Raw records

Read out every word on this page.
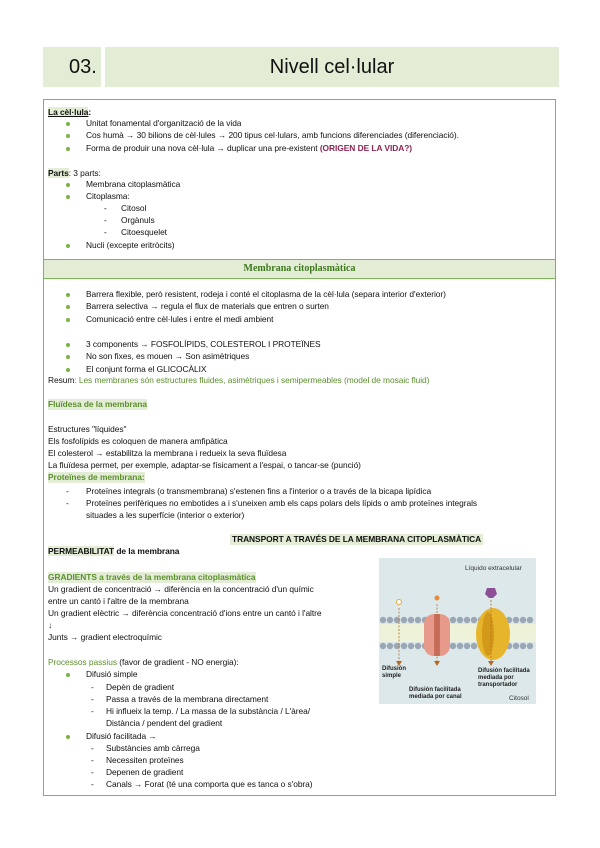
03.	Nivell cel·lular
La cèl·lula:
Unitat fonamental d'organització de la vida
Cos humà → 30 bilions de cèl·lules → 200 tipus cel·lulars, amb funcions diferenciades (diferenciació).
Forma de produir una nova cèl·lula → duplicar una pre-existent (ORIGEN DE LA VIDA?)
Parts: 3 parts:
Membrana citoplasmàtica
Citoplasma:
- Citosol
- Orgànuls
- Citoesquelet
Nucli (excepte eritròcits)
Membrana citoplasmàtica
Barrera flexible, però resistent, rodeja i conté el citoplasma de la cèl·lula (separa interior d'exterior)
Barrera selectiva → regula el flux de materials que entren o surten
Comunicació entre cèl·lules i entre el medi ambient
3 components → FOSFOLÍPIDS, COLESTEROL I PROTEÏNES
No son fixes, es mouen → Son asimètriques
El conjunt forma el GLICOCÀLIX
Resum: Les membranes són estructures fluides, asimètriques i semipermeables (model de mosaic fluid)
Fluïdesa de la membrana
Estructures "líquides"
Els fosfolípids es coloquen de manera amfipàtica
El colesterol → estabilitza la membrana i redueix la seva fluïdesa
La fluïdesa permet, per exemple, adaptar-se físicament a l'espai, o tancar-se (punció)
Proteïnes de membrana:
- Proteïnes integrals (o transmembrana) s'estenen fins a l'interior o a través de la bicapa lipídica
- Proteïnes perifèriques no embotides a i s'uneixen amb els caps polars dels lípids o amb proteïnes integrals
situades a les superfície (interior o exterior)
TRANSPORT A TRAVÉS DE LA MEMBRANA CITOPLASMÀTICA
PERMEABILITAT de la membrana
GRADIENTS a través de la membrana citoplasmàtica
Un gradient de concentració → diferència en la concentració d'un químic
entre un cantó i l'altre de la membrana
Un gradient elèctric → diferència concentració d'ions entre un cantó i l'altre
↓
Junts → gradient electroquímic
Processos passius (favor de gradient - NO energia):
Difusió simple
- Depèn de gradient
- Passa a través de la membrana directament
- Hi influeix la temp. / La massa de la substància / L'àrea/
Distància / pendent del gradient
Difusió facilitada →
- Substàncies amb càrrega
- Necessiten proteïnes
- Depenen de gradient
- Canals → Forat (té una comporta que es tanca o s'obra)
Líquido extracelular
Difusión simple
Difusión facilitada mediada por canal
Difusión facilitada mediada por transportador
Citosol
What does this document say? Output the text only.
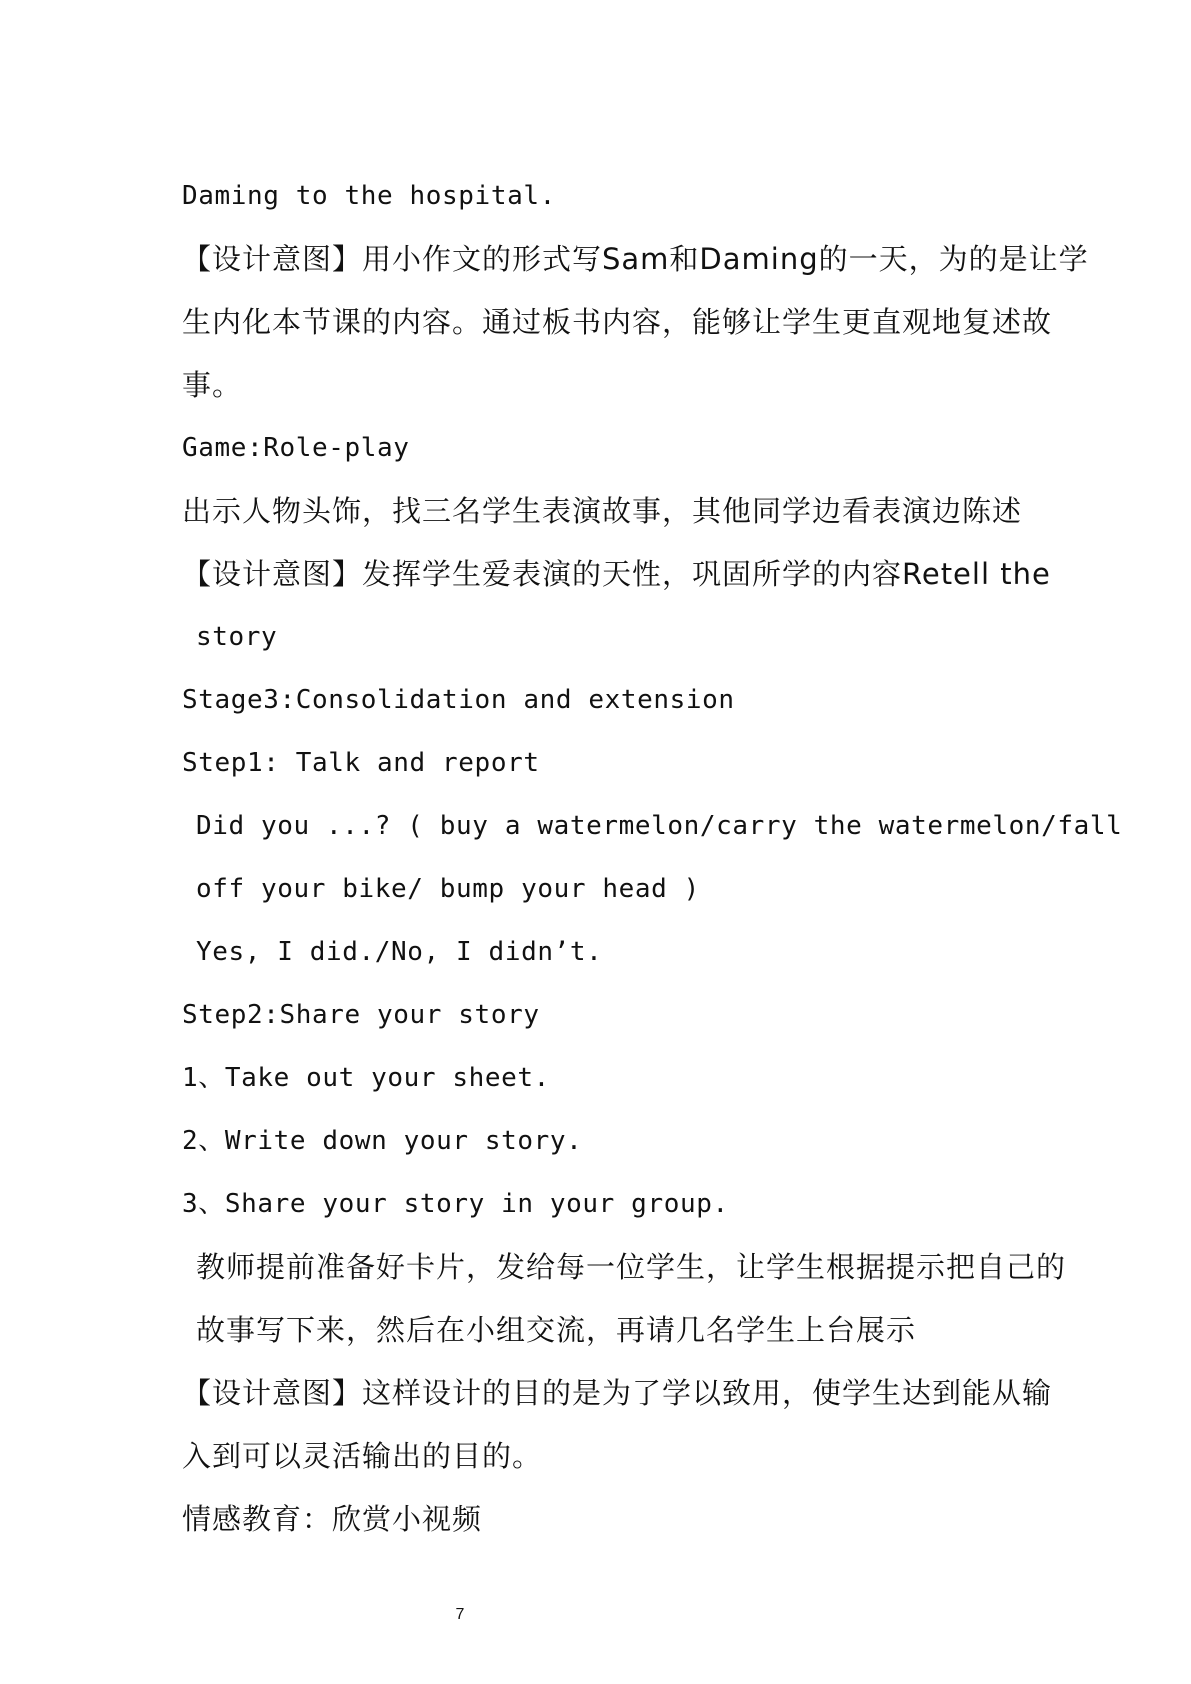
Daming to the hospital.
【设计意图】用小作文的形式写Sam和Daming的一天，为的是让学
生内化本节课的内容。通过板书内容，能够让学生更直观地复述故
事。
Game:Role-play
出示人物头饰，找三名学生表演故事，其他同学边看表演边陈述
【设计意图】发挥学生爱表演的天性，巩固所学的内容Retell the
story
Stage3:Consolidation and extension
Step1: Talk and report
Did you ...? ( buy a watermelon/carry the watermelon/fall
off your bike/ bump your head )
Yes, I did./No, I didn’t.
Step2:Share your story
1、Take out your sheet.
2、Write down your story.
3、Share your story in your group.
教师提前准备好卡片，发给每一位学生，让学生根据提示把自己的
故事写下来，然后在小组交流，再请几名学生上台展示
【设计意图】这样设计的目的是为了学以致用，使学生达到能从输
入到可以灵活输出的目的。
情感教育：欣赏小视频
7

- _What needs to be done_
Find the string "altre" in the records, then copy each line where it occurs.

- _Result of the exercise_
entre un cantó i l'altre de la membrana
Un gradient elèctric → diferència concentració d'ions entre un cantó i l'altre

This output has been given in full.